* [DATA EXTRACT]:
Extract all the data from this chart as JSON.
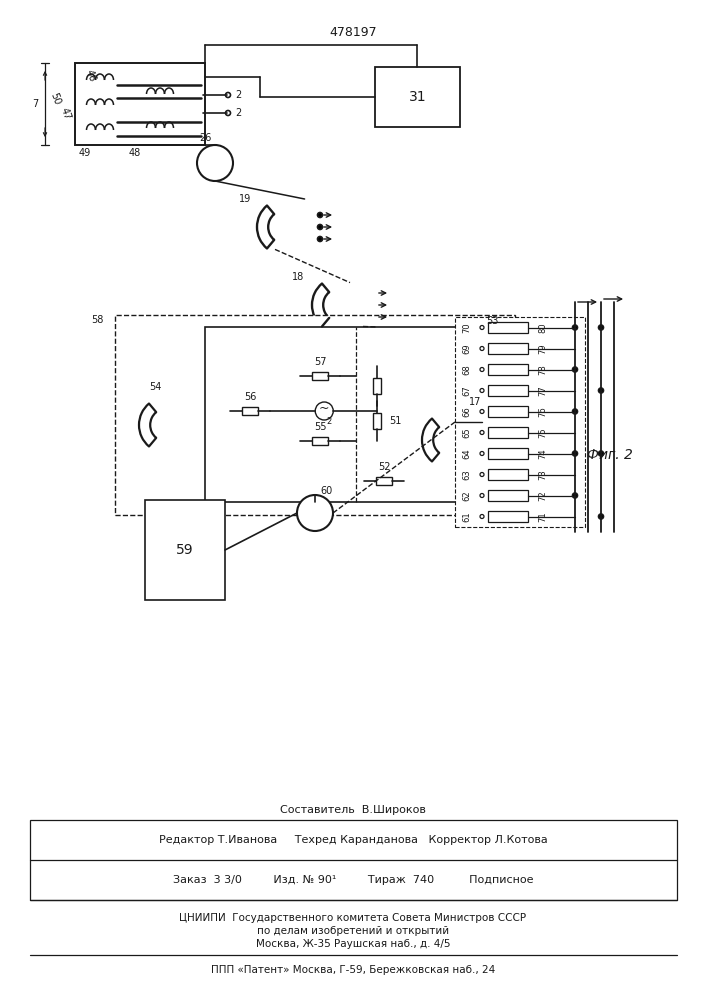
{
  "title": "478197",
  "fig2_label": "Фиг. 2",
  "bg_color": "#ffffff",
  "line_color": "#1a1a1a",
  "footer_lines": [
    "Составитель  В.Широков",
    "Редактор Т.Иванова     Техред Каранданова   Корректор Л.Котова",
    "Заказ  3 3/0         Изд. № 90¹         Тираж  740          Подписное",
    "ЦНИИПИ  Государственного комитета Совета Министров СССР",
    "по делам изобретений и открытий",
    "Москва, Ж-35 Раушская наб., д. 4/5",
    "ППП «Патент» Москва, Г-59, Бережковская наб., 24"
  ]
}
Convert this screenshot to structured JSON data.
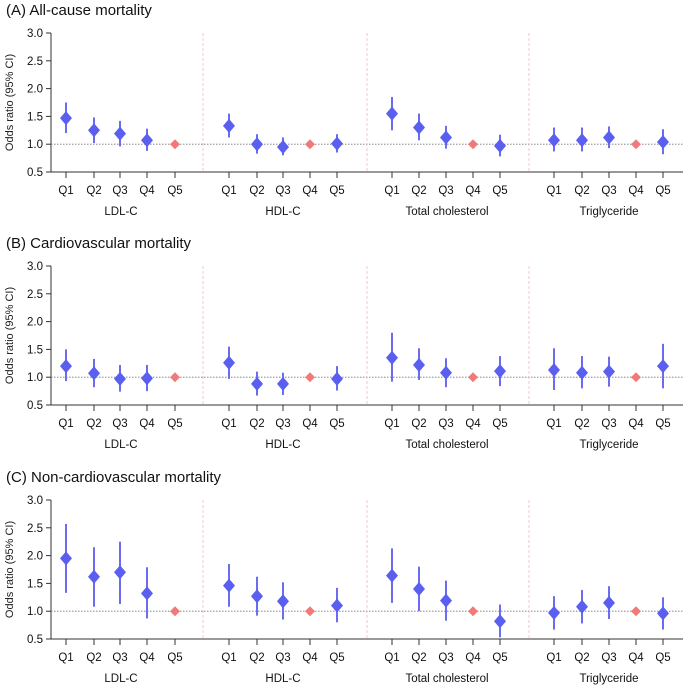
{
  "colors": {
    "estimate": "#5b5ff0",
    "ci": "#6b6cf2",
    "reference": "#f07a7a",
    "separator": "#f3b6c2"
  },
  "chart_data": [
    {
      "type": "scatter",
      "title": "(A) All-cause mortality",
      "ylabel": "Odds ratio (95% CI)",
      "ylim": [
        0.5,
        3.0
      ],
      "yticks": [
        "0.5",
        "1.0",
        "1.5",
        "2.0",
        "2.5",
        "3.0"
      ],
      "reference_line": 1.0,
      "quintiles": [
        "Q1",
        "Q2",
        "Q3",
        "Q4",
        "Q5"
      ],
      "groups": [
        {
          "name": "LDL-C",
          "reference": "Q5",
          "or": [
            1.47,
            1.25,
            1.19,
            1.07,
            1.0
          ],
          "lower": [
            1.2,
            1.02,
            0.96,
            0.88,
            1.0
          ],
          "upper": [
            1.75,
            1.48,
            1.42,
            1.28,
            1.0
          ]
        },
        {
          "name": "HDL-C",
          "reference": "Q4",
          "or": [
            1.33,
            1.0,
            0.95,
            1.0,
            1.01
          ],
          "lower": [
            1.12,
            0.83,
            0.8,
            1.0,
            0.85
          ],
          "upper": [
            1.55,
            1.18,
            1.12,
            1.0,
            1.18
          ]
        },
        {
          "name": "Total cholesterol",
          "reference": "Q4",
          "or": [
            1.55,
            1.3,
            1.12,
            1.0,
            0.97
          ],
          "lower": [
            1.25,
            1.07,
            0.92,
            1.0,
            0.78
          ],
          "upper": [
            1.85,
            1.55,
            1.33,
            1.0,
            1.17
          ]
        },
        {
          "name": "Triglyceride",
          "reference": "Q4",
          "or": [
            1.07,
            1.07,
            1.12,
            1.0,
            1.04
          ],
          "lower": [
            0.87,
            0.87,
            0.93,
            1.0,
            0.82
          ],
          "upper": [
            1.3,
            1.3,
            1.32,
            1.0,
            1.27
          ]
        }
      ]
    },
    {
      "type": "scatter",
      "title": "(B) Cardiovascular mortality",
      "ylabel": "Odds ratio (95% CI)",
      "ylim": [
        0.5,
        3.0
      ],
      "yticks": [
        "0.5",
        "1.0",
        "1.5",
        "2.0",
        "2.5",
        "3.0"
      ],
      "reference_line": 1.0,
      "quintiles": [
        "Q1",
        "Q2",
        "Q3",
        "Q4",
        "Q5"
      ],
      "groups": [
        {
          "name": "LDL-C",
          "reference": "Q5",
          "or": [
            1.2,
            1.07,
            0.97,
            0.98,
            1.0
          ],
          "lower": [
            0.93,
            0.82,
            0.74,
            0.75,
            1.0
          ],
          "upper": [
            1.5,
            1.33,
            1.22,
            1.22,
            1.0
          ]
        },
        {
          "name": "HDL-C",
          "reference": "Q4",
          "or": [
            1.26,
            0.88,
            0.88,
            1.0,
            0.97
          ],
          "lower": [
            0.97,
            0.67,
            0.68,
            1.0,
            0.76
          ],
          "upper": [
            1.55,
            1.1,
            1.08,
            1.0,
            1.2
          ]
        },
        {
          "name": "Total cholesterol",
          "reference": "Q4",
          "or": [
            1.35,
            1.22,
            1.08,
            1.0,
            1.11
          ],
          "lower": [
            0.92,
            0.95,
            0.82,
            1.0,
            0.84
          ],
          "upper": [
            1.8,
            1.52,
            1.34,
            1.0,
            1.38
          ]
        },
        {
          "name": "Triglyceride",
          "reference": "Q4",
          "or": [
            1.13,
            1.08,
            1.1,
            1.0,
            1.2
          ],
          "lower": [
            0.77,
            0.8,
            0.83,
            1.0,
            0.8
          ],
          "upper": [
            1.52,
            1.38,
            1.37,
            1.0,
            1.6
          ]
        }
      ]
    },
    {
      "type": "scatter",
      "title": "(C) Non-cardiovascular mortality",
      "ylabel": "Odds ratio (95% CI)",
      "ylim": [
        0.5,
        3.0
      ],
      "yticks": [
        "0.5",
        "1.0",
        "1.5",
        "2.0",
        "2.5",
        "3.0"
      ],
      "reference_line": 1.0,
      "quintiles": [
        "Q1",
        "Q2",
        "Q3",
        "Q4",
        "Q5"
      ],
      "groups": [
        {
          "name": "LDL-C",
          "reference": "Q5",
          "or": [
            1.95,
            1.62,
            1.7,
            1.32,
            1.0
          ],
          "lower": [
            1.33,
            1.08,
            1.13,
            0.87,
            1.0
          ],
          "upper": [
            2.57,
            2.15,
            2.25,
            1.79,
            1.0
          ]
        },
        {
          "name": "HDL-C",
          "reference": "Q4",
          "or": [
            1.46,
            1.27,
            1.18,
            1.0,
            1.1
          ],
          "lower": [
            1.08,
            0.92,
            0.85,
            1.0,
            0.8
          ],
          "upper": [
            1.85,
            1.62,
            1.52,
            1.0,
            1.42
          ]
        },
        {
          "name": "Total cholesterol",
          "reference": "Q4",
          "or": [
            1.64,
            1.4,
            1.19,
            1.0,
            0.82
          ],
          "lower": [
            1.15,
            1.0,
            0.83,
            1.0,
            0.53
          ],
          "upper": [
            2.13,
            1.8,
            1.55,
            1.0,
            1.12
          ]
        },
        {
          "name": "Triglyceride",
          "reference": "Q4",
          "or": [
            0.97,
            1.08,
            1.15,
            1.0,
            0.96
          ],
          "lower": [
            0.67,
            0.78,
            0.86,
            1.0,
            0.67
          ],
          "upper": [
            1.27,
            1.38,
            1.45,
            1.0,
            1.25
          ]
        }
      ]
    }
  ]
}
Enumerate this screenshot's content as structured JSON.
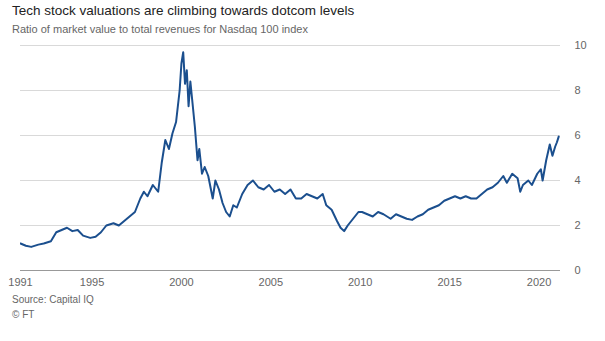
{
  "chart_data": {
    "type": "line",
    "title": "Tech stock valuations are climbing towards dotcom levels",
    "subtitle": "Ratio of market value to total revenues for Nasdaq 100 index",
    "caption": [
      "Source: Capital IQ",
      "© FT"
    ],
    "x": [
      1991.0,
      1991.3,
      1991.6,
      1992.0,
      1992.3,
      1992.7,
      1993.0,
      1993.3,
      1993.6,
      1993.9,
      1994.2,
      1994.5,
      1994.9,
      1995.2,
      1995.5,
      1995.8,
      1996.2,
      1996.5,
      1996.8,
      1997.1,
      1997.4,
      1997.7,
      1997.9,
      1998.1,
      1998.4,
      1998.7,
      1998.9,
      1999.1,
      1999.3,
      1999.5,
      1999.7,
      1999.9,
      2000.0,
      2000.1,
      2000.2,
      2000.3,
      2000.4,
      2000.5,
      2000.6,
      2000.75,
      2000.9,
      2001.0,
      2001.15,
      2001.3,
      2001.5,
      2001.75,
      2001.9,
      2002.1,
      2002.3,
      2002.5,
      2002.7,
      2002.9,
      2003.1,
      2003.4,
      2003.7,
      2004.0,
      2004.3,
      2004.6,
      2004.9,
      2005.2,
      2005.5,
      2005.8,
      2006.1,
      2006.4,
      2006.7,
      2007.0,
      2007.3,
      2007.6,
      2007.9,
      2008.1,
      2008.4,
      2008.7,
      2008.9,
      2009.1,
      2009.3,
      2009.6,
      2009.9,
      2010.1,
      2010.4,
      2010.7,
      2011.0,
      2011.3,
      2011.7,
      2012.0,
      2012.3,
      2012.6,
      2012.9,
      2013.2,
      2013.5,
      2013.8,
      2014.1,
      2014.4,
      2014.7,
      2015.0,
      2015.3,
      2015.6,
      2015.9,
      2016.2,
      2016.5,
      2016.8,
      2017.1,
      2017.4,
      2017.7,
      2018.0,
      2018.2,
      2018.5,
      2018.8,
      2018.95,
      2019.1,
      2019.4,
      2019.6,
      2019.9,
      2020.1,
      2020.2,
      2020.4,
      2020.6,
      2020.75,
      2020.9,
      2021.0,
      2021.1
    ],
    "values": [
      1.2,
      1.1,
      1.05,
      1.15,
      1.2,
      1.3,
      1.7,
      1.8,
      1.9,
      1.75,
      1.8,
      1.55,
      1.45,
      1.5,
      1.7,
      2.0,
      2.1,
      2.0,
      2.2,
      2.4,
      2.6,
      3.2,
      3.5,
      3.3,
      3.8,
      3.5,
      4.8,
      5.8,
      5.4,
      6.1,
      6.6,
      8.0,
      9.2,
      9.7,
      8.3,
      8.9,
      7.3,
      8.4,
      7.6,
      6.4,
      4.9,
      5.4,
      4.3,
      4.6,
      4.2,
      3.2,
      4.0,
      3.6,
      3.0,
      2.6,
      2.4,
      2.9,
      2.8,
      3.4,
      3.8,
      4.0,
      3.7,
      3.6,
      3.8,
      3.5,
      3.6,
      3.4,
      3.6,
      3.2,
      3.2,
      3.4,
      3.3,
      3.2,
      3.4,
      2.9,
      2.7,
      2.2,
      1.9,
      1.75,
      2.0,
      2.3,
      2.6,
      2.6,
      2.5,
      2.4,
      2.6,
      2.5,
      2.3,
      2.5,
      2.4,
      2.3,
      2.25,
      2.4,
      2.5,
      2.7,
      2.8,
      2.9,
      3.1,
      3.2,
      3.3,
      3.2,
      3.3,
      3.2,
      3.2,
      3.4,
      3.6,
      3.7,
      3.9,
      4.2,
      3.9,
      4.3,
      4.1,
      3.5,
      3.8,
      4.0,
      3.8,
      4.3,
      4.5,
      4.0,
      4.9,
      5.6,
      5.1,
      5.5,
      5.7,
      5.95
    ],
    "color": "#1b4f8e",
    "xlim": [
      1991,
      2021.2
    ],
    "xticks": [
      1991,
      1995,
      2000,
      2005,
      2010,
      2015,
      2020
    ],
    "ylim": [
      0,
      10
    ],
    "yticks": [
      0,
      2,
      4,
      6,
      8,
      10
    ],
    "grid": true
  }
}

* [TASK DIRECTIONS]:
List the lines of the entries that include "JSON".

* [EXERCISE ANSWER]:
Extract all the data from this chart as JSON.
Convert this screenshot to structured JSON data.
Enumerate this screenshot's content as structured JSON.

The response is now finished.